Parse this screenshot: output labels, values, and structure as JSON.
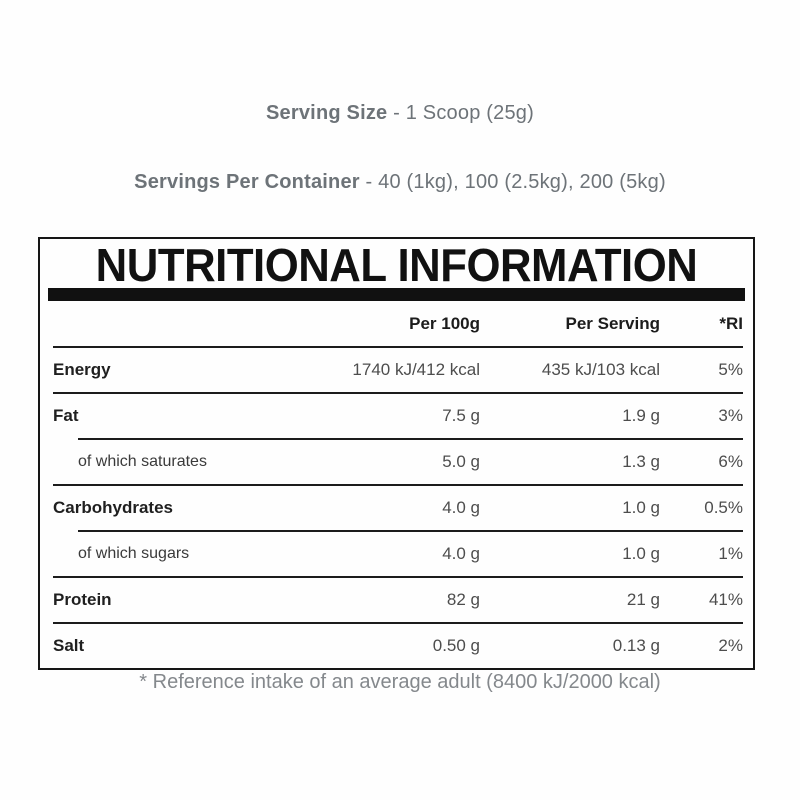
{
  "intro": {
    "serving_size_label": "Serving Size",
    "serving_size_value": " - 1 Scoop (25g)",
    "servings_per_container_label": "Servings Per Container",
    "servings_per_container_value": " - 40 (1kg), 100 (2.5kg), 200 (5kg)"
  },
  "table": {
    "title": "NUTRITIONAL INFORMATION",
    "columns": {
      "per_100g": "Per 100g",
      "per_serving": "Per Serving",
      "ri": "*RI"
    },
    "rows": [
      {
        "label": "Energy",
        "per_100g": "1740 kJ/412 kcal",
        "per_serving": "435 kJ/103 kcal",
        "ri": "5%"
      },
      {
        "label": "Fat",
        "per_100g": "7.5 g",
        "per_serving": "1.9 g",
        "ri": "3%"
      },
      {
        "label": "of which saturates",
        "per_100g": "5.0 g",
        "per_serving": "1.3 g",
        "ri": "6%"
      },
      {
        "label": "Carbohydrates",
        "per_100g": "4.0 g",
        "per_serving": "1.0 g",
        "ri": "0.5%"
      },
      {
        "label": "of which sugars",
        "per_100g": "4.0 g",
        "per_serving": "1.0 g",
        "ri": "1%"
      },
      {
        "label": "Protein",
        "per_100g": "82 g",
        "per_serving": "21 g",
        "ri": "41%"
      },
      {
        "label": "Salt",
        "per_100g": "0.50 g",
        "per_serving": "0.13 g",
        "ri": "2%"
      }
    ]
  },
  "footnote": "* Reference intake of an average adult (8400 kJ/2000 kcal)",
  "colors": {
    "rule_and_border": "#161616",
    "title_text": "#111111",
    "row_label_text": "#1f1f1f",
    "value_text": "#4d4d4d",
    "intro_text": "#6d7378",
    "footnote_text": "#84888c",
    "background": "#fefefe"
  }
}
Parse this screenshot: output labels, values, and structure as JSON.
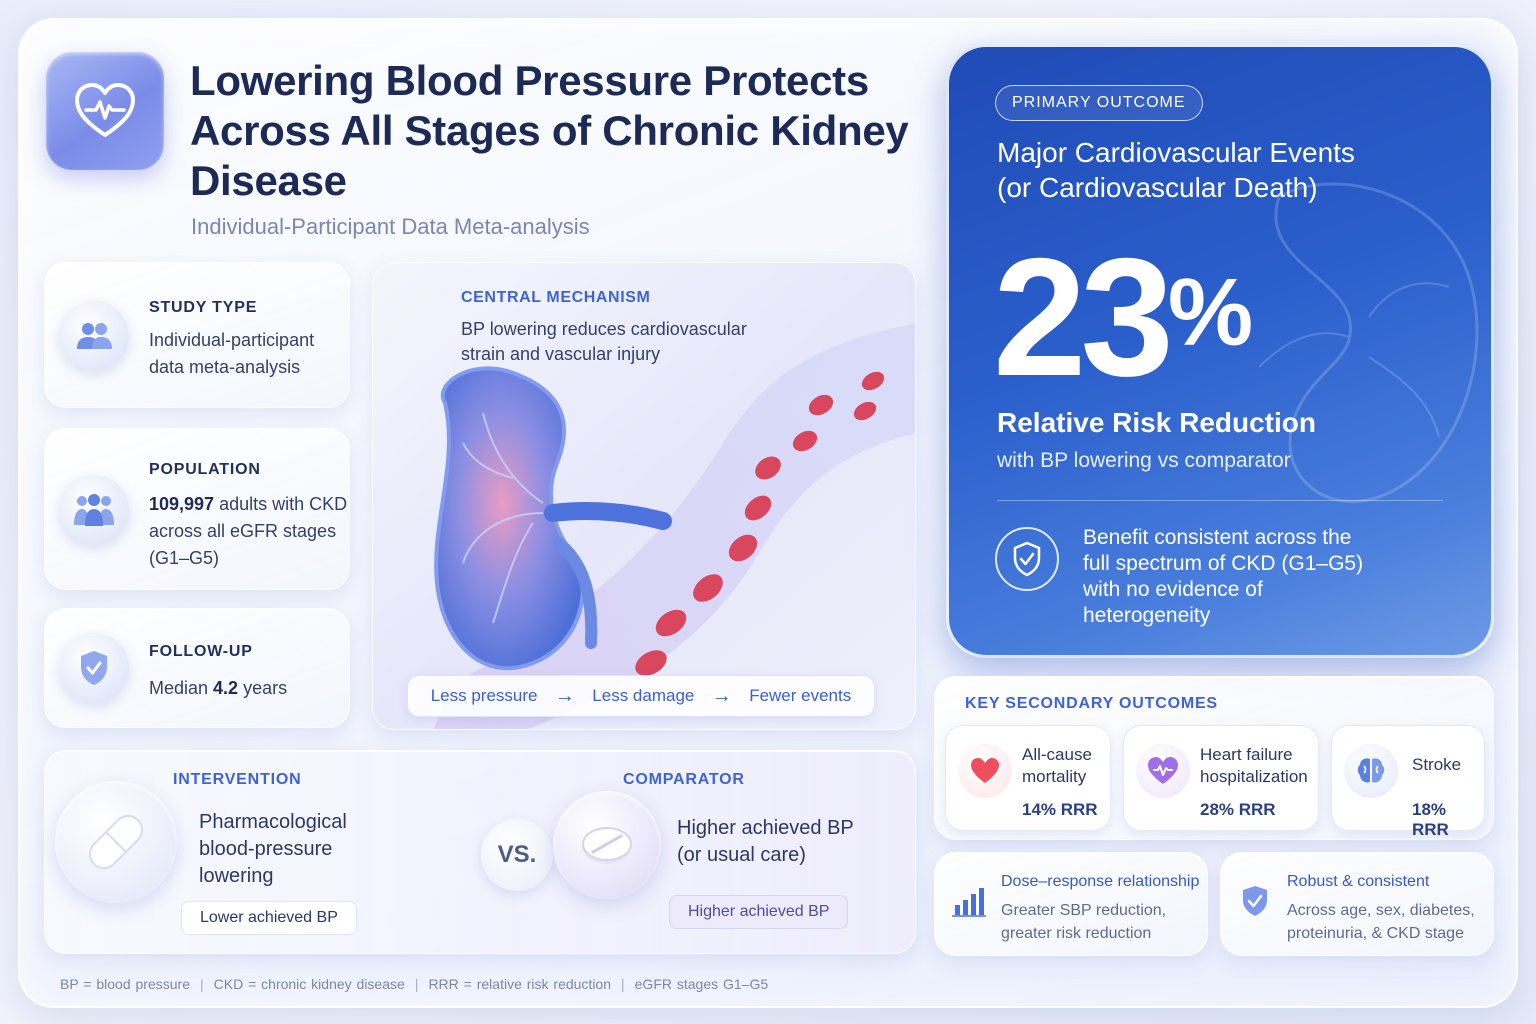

Task goal: Where a line of the listing includes the word "kcal", it counts; say how many such lines there are and nothing more.

Result: 3